Rows -
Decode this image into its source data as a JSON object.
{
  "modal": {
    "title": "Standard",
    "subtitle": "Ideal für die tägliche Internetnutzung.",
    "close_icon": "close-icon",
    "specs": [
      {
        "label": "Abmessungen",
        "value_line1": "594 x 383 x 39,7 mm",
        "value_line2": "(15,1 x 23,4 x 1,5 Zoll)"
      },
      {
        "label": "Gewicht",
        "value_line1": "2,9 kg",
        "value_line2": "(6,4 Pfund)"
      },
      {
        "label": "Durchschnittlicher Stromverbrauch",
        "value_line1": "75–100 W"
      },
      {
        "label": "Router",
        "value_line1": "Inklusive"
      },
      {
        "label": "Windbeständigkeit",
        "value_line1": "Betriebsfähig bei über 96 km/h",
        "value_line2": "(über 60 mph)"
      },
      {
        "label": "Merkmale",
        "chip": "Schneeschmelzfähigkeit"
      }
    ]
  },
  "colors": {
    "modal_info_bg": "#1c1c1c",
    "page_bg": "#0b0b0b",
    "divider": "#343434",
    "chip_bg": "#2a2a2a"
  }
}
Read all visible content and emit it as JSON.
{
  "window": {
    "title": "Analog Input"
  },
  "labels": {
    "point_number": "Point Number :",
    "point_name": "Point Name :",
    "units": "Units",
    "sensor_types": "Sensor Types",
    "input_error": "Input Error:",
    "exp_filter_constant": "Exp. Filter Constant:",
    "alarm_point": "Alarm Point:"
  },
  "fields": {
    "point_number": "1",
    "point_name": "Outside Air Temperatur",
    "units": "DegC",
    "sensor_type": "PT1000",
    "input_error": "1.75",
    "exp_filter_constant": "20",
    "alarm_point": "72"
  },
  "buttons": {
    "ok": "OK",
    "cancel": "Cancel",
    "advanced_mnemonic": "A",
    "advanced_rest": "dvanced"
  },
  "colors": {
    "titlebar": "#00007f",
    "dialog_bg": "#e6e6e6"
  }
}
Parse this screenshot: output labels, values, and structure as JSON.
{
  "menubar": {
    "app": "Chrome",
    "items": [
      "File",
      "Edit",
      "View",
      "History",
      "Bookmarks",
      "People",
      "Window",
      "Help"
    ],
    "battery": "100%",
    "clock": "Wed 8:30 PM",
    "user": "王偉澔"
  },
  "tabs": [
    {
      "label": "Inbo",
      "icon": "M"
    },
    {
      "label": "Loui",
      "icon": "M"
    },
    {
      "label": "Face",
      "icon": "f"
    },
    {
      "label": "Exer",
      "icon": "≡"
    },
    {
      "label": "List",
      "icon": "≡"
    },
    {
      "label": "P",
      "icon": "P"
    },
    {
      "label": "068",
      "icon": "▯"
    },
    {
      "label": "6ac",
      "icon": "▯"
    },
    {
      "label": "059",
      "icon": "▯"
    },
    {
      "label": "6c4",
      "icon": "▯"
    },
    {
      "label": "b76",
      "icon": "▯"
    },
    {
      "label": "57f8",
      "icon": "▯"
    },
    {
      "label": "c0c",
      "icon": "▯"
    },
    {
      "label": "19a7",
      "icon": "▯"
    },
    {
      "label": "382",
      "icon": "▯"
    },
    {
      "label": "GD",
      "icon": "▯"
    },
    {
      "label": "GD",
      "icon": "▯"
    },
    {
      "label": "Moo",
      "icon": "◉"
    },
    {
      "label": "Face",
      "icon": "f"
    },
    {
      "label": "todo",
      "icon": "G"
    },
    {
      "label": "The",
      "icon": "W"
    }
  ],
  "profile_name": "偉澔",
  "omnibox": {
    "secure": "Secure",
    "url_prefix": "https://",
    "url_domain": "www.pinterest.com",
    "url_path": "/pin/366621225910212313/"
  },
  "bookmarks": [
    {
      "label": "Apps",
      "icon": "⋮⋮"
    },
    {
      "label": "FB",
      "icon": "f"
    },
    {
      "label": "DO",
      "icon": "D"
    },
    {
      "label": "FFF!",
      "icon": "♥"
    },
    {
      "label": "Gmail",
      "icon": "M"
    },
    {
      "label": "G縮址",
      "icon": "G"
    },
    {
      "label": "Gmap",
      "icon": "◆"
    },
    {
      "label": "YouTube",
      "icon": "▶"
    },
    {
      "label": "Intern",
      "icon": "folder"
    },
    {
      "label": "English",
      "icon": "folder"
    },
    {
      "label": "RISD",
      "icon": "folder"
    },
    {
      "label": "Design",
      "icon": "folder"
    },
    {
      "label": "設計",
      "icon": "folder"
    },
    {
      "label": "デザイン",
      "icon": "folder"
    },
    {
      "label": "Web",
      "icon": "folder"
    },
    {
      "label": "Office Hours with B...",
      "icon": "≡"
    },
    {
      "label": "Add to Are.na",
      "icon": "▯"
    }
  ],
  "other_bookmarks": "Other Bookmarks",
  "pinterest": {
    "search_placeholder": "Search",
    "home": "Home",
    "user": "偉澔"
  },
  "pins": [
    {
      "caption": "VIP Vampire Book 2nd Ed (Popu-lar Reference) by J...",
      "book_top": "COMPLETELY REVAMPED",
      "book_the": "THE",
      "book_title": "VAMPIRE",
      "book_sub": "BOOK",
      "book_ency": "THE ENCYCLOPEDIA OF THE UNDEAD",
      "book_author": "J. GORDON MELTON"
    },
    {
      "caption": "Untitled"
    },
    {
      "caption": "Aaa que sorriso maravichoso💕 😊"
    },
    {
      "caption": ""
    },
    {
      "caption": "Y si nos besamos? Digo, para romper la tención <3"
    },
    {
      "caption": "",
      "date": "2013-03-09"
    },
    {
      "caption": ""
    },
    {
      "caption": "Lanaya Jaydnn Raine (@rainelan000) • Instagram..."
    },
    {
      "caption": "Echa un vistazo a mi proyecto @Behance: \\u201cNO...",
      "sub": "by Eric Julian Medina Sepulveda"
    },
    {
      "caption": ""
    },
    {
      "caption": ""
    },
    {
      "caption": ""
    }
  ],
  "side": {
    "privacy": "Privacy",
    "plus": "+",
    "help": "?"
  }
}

Brief -
Repeat all entries. Match them exactly.

The output -
Decode this image into its source data as a JSON object.
{
  "modal": {
    "title": "Standard",
    "subtitle": "Ideal für die tägliche Internetnutzung.",
    "close_icon": "close-icon",
    "specs": [
      {
        "label": "Abmessungen",
        "value_line1": "594 x 383 x 39,7 mm",
        "value_line2": "(15,1 x 23,4 x 1,5 Zoll)"
      },
      {
        "label": "Gewicht",
        "value_line1": "2,9 kg",
        "value_line2": "(6,4 Pfund)"
      },
      {
        "label": "Durchschnittlicher Stromverbrauch",
        "value_line1": "75–100 W"
      },
      {
        "label": "Router",
        "value_line1": "Inklusive"
      },
      {
        "label": "Windbeständigkeit",
        "value_line1": "Betriebsfähig bei über 96 km/h",
        "value_line2": "(über 60 mph)"
      },
      {
        "label": "Merkmale",
        "chip": "Schneeschmelzfähigkeit"
      }
    ]
  },
  "colors": {
    "modal_info_bg": "#1c1c1c",
    "page_bg": "#0b0b0b",
    "divider": "#343434",
    "chip_bg": "#2a2a2a"
  }
}
Read all visible content and emit it as JSON.
{
  "window": {
    "title": "Analog Input"
  },
  "labels": {
    "point_number": "Point Number :",
    "point_name": "Point Name :",
    "units": "Units",
    "sensor_types": "Sensor Types",
    "input_error": "Input Error:",
    "exp_filter_constant": "Exp. Filter Constant:",
    "alarm_point": "Alarm Point:"
  },
  "fields": {
    "point_number": "1",
    "point_name": "Outside Air Temperatur",
    "units": "DegC",
    "sensor_type": "PT1000",
    "input_error": "1.75",
    "exp_filter_constant": "20",
    "alarm_point": "72"
  },
  "buttons": {
    "ok": "OK",
    "cancel": "Cancel",
    "advanced_mnemonic": "A",
    "advanced_rest": "dvanced"
  },
  "colors": {
    "titlebar": "#00007f",
    "dialog_bg": "#e6e6e6"
  }
}
Parse this screenshot: output labels, values, and structure as JSON.
{
  "menubar": {
    "app": "Chrome",
    "items": [
      "File",
      "Edit",
      "View",
      "History",
      "Bookmarks",
      "People",
      "Window",
      "Help"
    ],
    "battery": "100%",
    "clock": "Wed 8:30 PM",
    "user": "王偉澔"
  },
  "tabs": [
    {
      "label": "Inbo",
      "icon": "M"
    },
    {
      "label": "Loui",
      "icon": "M"
    },
    {
      "label": "Face",
      "icon": "f"
    },
    {
      "label": "Exer",
      "icon": "≡"
    },
    {
      "label": "List",
      "icon": "≡"
    },
    {
      "label": "P",
      "icon": "P"
    },
    {
      "label": "068",
      "icon": "▯"
    },
    {
      "label": "6ac",
      "icon": "▯"
    },
    {
      "label": "059",
      "icon": "▯"
    },
    {
      "label": "6c4",
      "icon": "▯"
    },
    {
      "label": "b76",
      "icon": "▯"
    },
    {
      "label": "57f8",
      "icon": "▯"
    },
    {
      "label": "c0c",
      "icon": "▯"
    },
    {
      "label": "19a7",
      "icon": "▯"
    },
    {
      "label": "382",
      "icon": "▯"
    },
    {
      "label": "GD",
      "icon": "▯"
    },
    {
      "label": "GD",
      "icon": "▯"
    },
    {
      "label": "Moo",
      "icon": "◉"
    },
    {
      "label": "Face",
      "icon": "f"
    },
    {
      "label": "todo",
      "icon": "G"
    },
    {
      "label": "The",
      "icon": "W"
    }
  ],
  "profile_name": "偉澔",
  "omnibox": {
    "secure": "Secure",
    "url_prefix": "https://",
    "url_domain": "www.pinterest.com",
    "url_path": "/pin/366621225910212313/"
  },
  "bookmarks": [
    {
      "label": "Apps",
      "icon": "⋮⋮"
    },
    {
      "label": "FB",
      "icon": "f"
    },
    {
      "label": "DO",
      "icon": "D"
    },
    {
      "label": "FFF!",
      "icon": "♥"
    },
    {
      "label": "Gmail",
      "icon": "M"
    },
    {
      "label": "G縮址",
      "icon": "G"
    },
    {
      "label": "Gmap",
      "icon": "◆"
    },
    {
      "label": "YouTube",
      "icon": "▶"
    },
    {
      "label": "Intern",
      "icon": "folder"
    },
    {
      "label": "English",
      "icon": "folder"
    },
    {
      "label": "RISD",
      "icon": "folder"
    },
    {
      "label": "Design",
      "icon": "folder"
    },
    {
      "label": "設計",
      "icon": "folder"
    },
    {
      "label": "デザイン",
      "icon": "folder"
    },
    {
      "label": "Web",
      "icon": "folder"
    },
    {
      "label": "Office Hours with B...",
      "icon": "≡"
    },
    {
      "label": "Add to Are.na",
      "icon": "▯"
    }
  ],
  "other_bookmarks": "Other Bookmarks",
  "pinterest": {
    "search_placeholder": "Search",
    "home": "Home",
    "user": "偉澔"
  },
  "pins": [
    {
      "caption": "VIP Vampire Book 2nd Ed (Popu-lar Reference) by J...",
      "book_top": "COMPLETELY REVAMPED",
      "book_the": "THE",
      "book_title": "VAMPIRE",
      "book_sub": "BOOK",
      "book_ency": "THE ENCYCLOPEDIA OF THE UNDEAD",
      "book_author": "J. GORDON MELTON"
    },
    {
      "caption": "Untitled"
    },
    {
      "caption": "Aaa que sorriso maravichoso💕 😊"
    },
    {
      "caption": ""
    },
    {
      "caption": "Y si nos besamos? Digo, para romper la tención <3"
    },
    {
      "caption": "",
      "date": "2013-03-09"
    },
    {
      "caption": ""
    },
    {
      "caption": "Lanaya Jaydnn Raine (@rainelan000) • Instagram..."
    },
    {
      "caption": "Echa un vistazo a mi proyecto @Behance: \\u201cNO...",
      "sub": "by Eric Julian Medina Sepulveda"
    },
    {
      "caption": ""
    },
    {
      "caption": ""
    },
    {
      "caption": ""
    }
  ],
  "side": {
    "privacy": "Privacy",
    "plus": "+",
    "help": "?"
  }
}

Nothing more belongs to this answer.